#### Collected data entries:
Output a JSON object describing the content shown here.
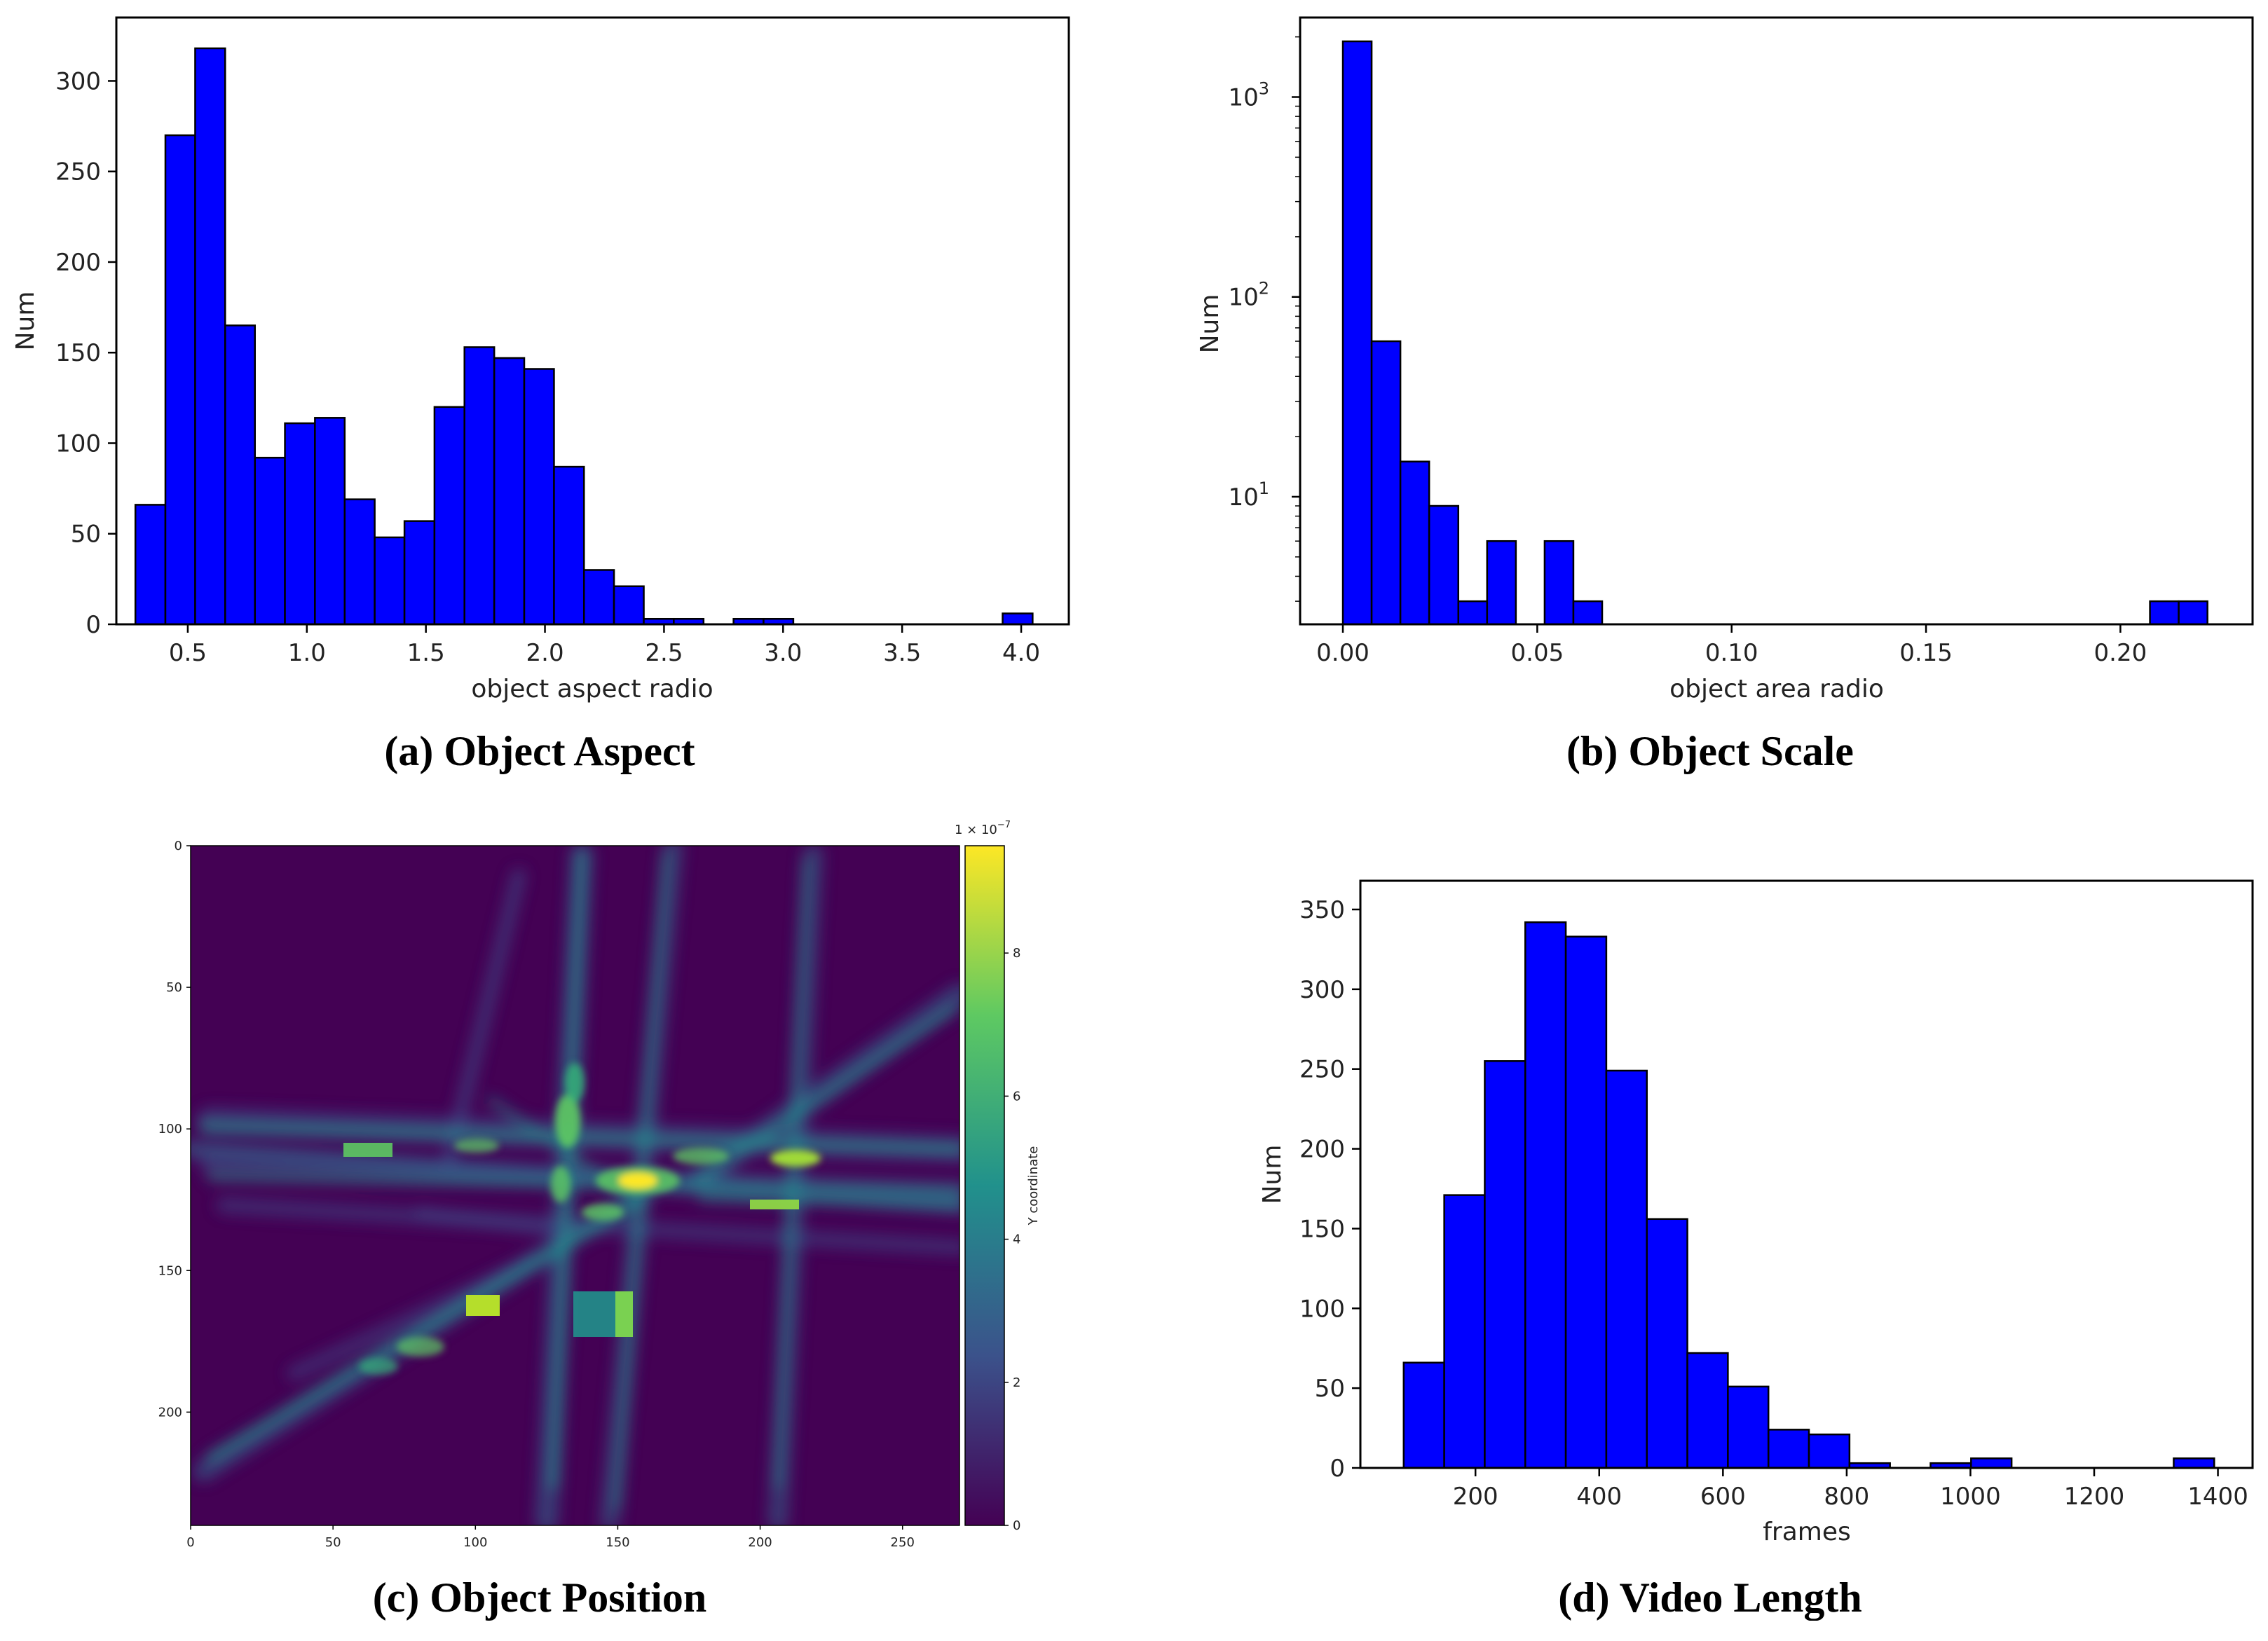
{
  "chart_data": [
    {
      "id": "a",
      "type": "bar",
      "caption": "(a)  Object Aspect",
      "xlabel": "object aspect radio",
      "ylabel": "Num",
      "bar_color": "#0000ff",
      "xlim": [
        0.2,
        4.2
      ],
      "ylim": [
        0,
        335
      ],
      "xticks": [
        0.5,
        1.0,
        1.5,
        2.0,
        2.5,
        3.0,
        3.5,
        4.0
      ],
      "xtick_labels": [
        "0.5",
        "1.0",
        "1.5",
        "2.0",
        "2.5",
        "3.0",
        "3.5",
        "4.0"
      ],
      "yticks": [
        0,
        50,
        100,
        150,
        200,
        250,
        300
      ],
      "ytick_labels": [
        "0",
        "50",
        "100",
        "150",
        "200",
        "250",
        "300"
      ],
      "bin_edges": [
        0.28,
        0.406,
        0.531,
        0.657,
        0.782,
        0.908,
        1.034,
        1.159,
        1.285,
        1.41,
        1.536,
        1.662,
        1.787,
        1.913,
        2.038,
        2.164,
        2.29,
        2.415,
        2.541,
        2.666,
        2.792,
        2.918,
        3.043,
        3.169,
        3.294,
        3.42,
        3.546,
        3.671,
        3.797,
        3.922,
        4.048
      ],
      "values": [
        66,
        270,
        318,
        165,
        92,
        111,
        114,
        69,
        48,
        57,
        120,
        153,
        147,
        141,
        87,
        30,
        21,
        3,
        3,
        0,
        3,
        3,
        0,
        0,
        0,
        0,
        0,
        0,
        0,
        6
      ]
    },
    {
      "id": "b",
      "type": "bar",
      "caption": "(b)  Object Scale",
      "xlabel": "object area radio",
      "ylabel": "Num",
      "yscale": "log",
      "bar_color": "#0000ff",
      "xlim": [
        -0.011,
        0.234
      ],
      "ylim": [
        2.3,
        2500
      ],
      "xticks": [
        0.0,
        0.05,
        0.1,
        0.15,
        0.2
      ],
      "xtick_labels": [
        "0.00",
        "0.05",
        "0.10",
        "0.15",
        "0.20"
      ],
      "yticks": [
        10,
        100,
        1000
      ],
      "ytick_labels": [
        "10",
        "10",
        "10"
      ],
      "ytick_exponents": [
        "1",
        "2",
        "3"
      ],
      "bin_edges": [
        0.0,
        0.0074,
        0.0148,
        0.0222,
        0.0297,
        0.0371,
        0.0445,
        0.0519,
        0.0593,
        0.0667,
        0.0741,
        0.0815,
        0.089,
        0.0964,
        0.1038,
        0.1112,
        0.1186,
        0.126,
        0.1334,
        0.1408,
        0.1483,
        0.1557,
        0.1631,
        0.1705,
        0.1779,
        0.1853,
        0.1927,
        0.2001,
        0.2076,
        0.215,
        0.2224
      ],
      "values": [
        1900,
        60,
        15,
        9,
        3,
        6,
        0,
        6,
        3,
        0,
        0,
        0,
        0,
        0,
        0,
        0,
        0,
        0,
        0,
        0,
        0,
        0,
        0,
        0,
        0,
        0,
        0,
        0,
        3,
        3
      ]
    },
    {
      "id": "c",
      "type": "heatmap",
      "caption": "(c) Object Position",
      "colorbar_label": "Y coordinate",
      "colorbar_scale": "1 × 10",
      "colorbar_exponent": "−7",
      "colorbar_range": [
        0,
        9.5
      ],
      "colorbar_ticks": [
        "0",
        "2",
        "4",
        "6",
        "8"
      ],
      "colormap": [
        "#440154",
        "#3b528b",
        "#21918c",
        "#5ec962",
        "#fde725"
      ],
      "xlim": [
        0,
        270
      ],
      "ylim": [
        0,
        240
      ],
      "xtick_labels": [
        "0",
        "50",
        "100",
        "150",
        "200",
        "250"
      ],
      "ytick_labels": [
        "0",
        "50",
        "100",
        "150",
        "200"
      ]
    },
    {
      "id": "d",
      "type": "bar",
      "caption": "(d) Video Length",
      "xlabel": "frames",
      "ylabel": "Num",
      "bar_color": "#0000ff",
      "xlim": [
        14,
        1456
      ],
      "ylim": [
        0,
        368
      ],
      "xticks": [
        200,
        400,
        600,
        800,
        1000,
        1200,
        1400
      ],
      "xtick_labels": [
        "200",
        "400",
        "600",
        "800",
        "1000",
        "1200",
        "1400"
      ],
      "yticks": [
        0,
        50,
        100,
        150,
        200,
        250,
        300,
        350
      ],
      "ytick_labels": [
        "0",
        "50",
        "100",
        "150",
        "200",
        "250",
        "300",
        "350"
      ],
      "bin_edges": [
        84,
        149.5,
        215,
        280.5,
        346,
        411.5,
        477,
        542.5,
        608,
        673.5,
        739,
        804.5,
        870,
        935.5,
        1001,
        1066.5,
        1132,
        1197.5,
        1263,
        1328.5,
        1394
      ],
      "values": [
        66,
        171,
        255,
        342,
        333,
        249,
        156,
        72,
        51,
        24,
        21,
        3,
        0,
        3,
        6,
        0,
        0,
        0,
        0,
        6
      ]
    }
  ]
}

#### Exercise task:
Nothing in the entries should change as you copy them, except that the pictures are left out.

#### Solution to this problem:
Output a JSON object describing the content shown here.
{
  "chart_data": [
    {
      "id": "a",
      "type": "bar",
      "caption": "(a)  Object Aspect",
      "xlabel": "object aspect radio",
      "ylabel": "Num",
      "bar_color": "#0000ff",
      "xlim": [
        0.2,
        4.2
      ],
      "ylim": [
        0,
        335
      ],
      "xticks": [
        0.5,
        1.0,
        1.5,
        2.0,
        2.5,
        3.0,
        3.5,
        4.0
      ],
      "xtick_labels": [
        "0.5",
        "1.0",
        "1.5",
        "2.0",
        "2.5",
        "3.0",
        "3.5",
        "4.0"
      ],
      "yticks": [
        0,
        50,
        100,
        150,
        200,
        250,
        300
      ],
      "ytick_labels": [
        "0",
        "50",
        "100",
        "150",
        "200",
        "250",
        "300"
      ],
      "bin_edges": [
        0.28,
        0.406,
        0.531,
        0.657,
        0.782,
        0.908,
        1.034,
        1.159,
        1.285,
        1.41,
        1.536,
        1.662,
        1.787,
        1.913,
        2.038,
        2.164,
        2.29,
        2.415,
        2.541,
        2.666,
        2.792,
        2.918,
        3.043,
        3.169,
        3.294,
        3.42,
        3.546,
        3.671,
        3.797,
        3.922,
        4.048
      ],
      "values": [
        66,
        270,
        318,
        165,
        92,
        111,
        114,
        69,
        48,
        57,
        120,
        153,
        147,
        141,
        87,
        30,
        21,
        3,
        3,
        0,
        3,
        3,
        0,
        0,
        0,
        0,
        0,
        0,
        0,
        6
      ]
    },
    {
      "id": "b",
      "type": "bar",
      "caption": "(b)  Object Scale",
      "xlabel": "object area radio",
      "ylabel": "Num",
      "yscale": "log",
      "bar_color": "#0000ff",
      "xlim": [
        -0.011,
        0.234
      ],
      "ylim": [
        2.3,
        2500
      ],
      "xticks": [
        0.0,
        0.05,
        0.1,
        0.15,
        0.2
      ],
      "xtick_labels": [
        "0.00",
        "0.05",
        "0.10",
        "0.15",
        "0.20"
      ],
      "yticks": [
        10,
        100,
        1000
      ],
      "ytick_labels": [
        "10",
        "10",
        "10"
      ],
      "ytick_exponents": [
        "1",
        "2",
        "3"
      ],
      "bin_edges": [
        0.0,
        0.0074,
        0.0148,
        0.0222,
        0.0297,
        0.0371,
        0.0445,
        0.0519,
        0.0593,
        0.0667,
        0.0741,
        0.0815,
        0.089,
        0.0964,
        0.1038,
        0.1112,
        0.1186,
        0.126,
        0.1334,
        0.1408,
        0.1483,
        0.1557,
        0.1631,
        0.1705,
        0.1779,
        0.1853,
        0.1927,
        0.2001,
        0.2076,
        0.215,
        0.2224
      ],
      "values": [
        1900,
        60,
        15,
        9,
        3,
        6,
        0,
        6,
        3,
        0,
        0,
        0,
        0,
        0,
        0,
        0,
        0,
        0,
        0,
        0,
        0,
        0,
        0,
        0,
        0,
        0,
        0,
        0,
        3,
        3
      ]
    },
    {
      "id": "c",
      "type": "heatmap",
      "caption": "(c) Object Position",
      "colorbar_label": "Y coordinate",
      "colorbar_scale": "1 × 10",
      "colorbar_exponent": "−7",
      "colorbar_range": [
        0,
        9.5
      ],
      "colorbar_ticks": [
        "0",
        "2",
        "4",
        "6",
        "8"
      ],
      "colormap": [
        "#440154",
        "#3b528b",
        "#21918c",
        "#5ec962",
        "#fde725"
      ],
      "xlim": [
        0,
        270
      ],
      "ylim": [
        0,
        240
      ],
      "xtick_labels": [
        "0",
        "50",
        "100",
        "150",
        "200",
        "250"
      ],
      "ytick_labels": [
        "0",
        "50",
        "100",
        "150",
        "200"
      ]
    },
    {
      "id": "d",
      "type": "bar",
      "caption": "(d) Video Length",
      "xlabel": "frames",
      "ylabel": "Num",
      "bar_color": "#0000ff",
      "xlim": [
        14,
        1456
      ],
      "ylim": [
        0,
        368
      ],
      "xticks": [
        200,
        400,
        600,
        800,
        1000,
        1200,
        1400
      ],
      "xtick_labels": [
        "200",
        "400",
        "600",
        "800",
        "1000",
        "1200",
        "1400"
      ],
      "yticks": [
        0,
        50,
        100,
        150,
        200,
        250,
        300,
        350
      ],
      "ytick_labels": [
        "0",
        "50",
        "100",
        "150",
        "200",
        "250",
        "300",
        "350"
      ],
      "bin_edges": [
        84,
        149.5,
        215,
        280.5,
        346,
        411.5,
        477,
        542.5,
        608,
        673.5,
        739,
        804.5,
        870,
        935.5,
        1001,
        1066.5,
        1132,
        1197.5,
        1263,
        1328.5,
        1394
      ],
      "values": [
        66,
        171,
        255,
        342,
        333,
        249,
        156,
        72,
        51,
        24,
        21,
        3,
        0,
        3,
        6,
        0,
        0,
        0,
        0,
        6
      ]
    }
  ]
}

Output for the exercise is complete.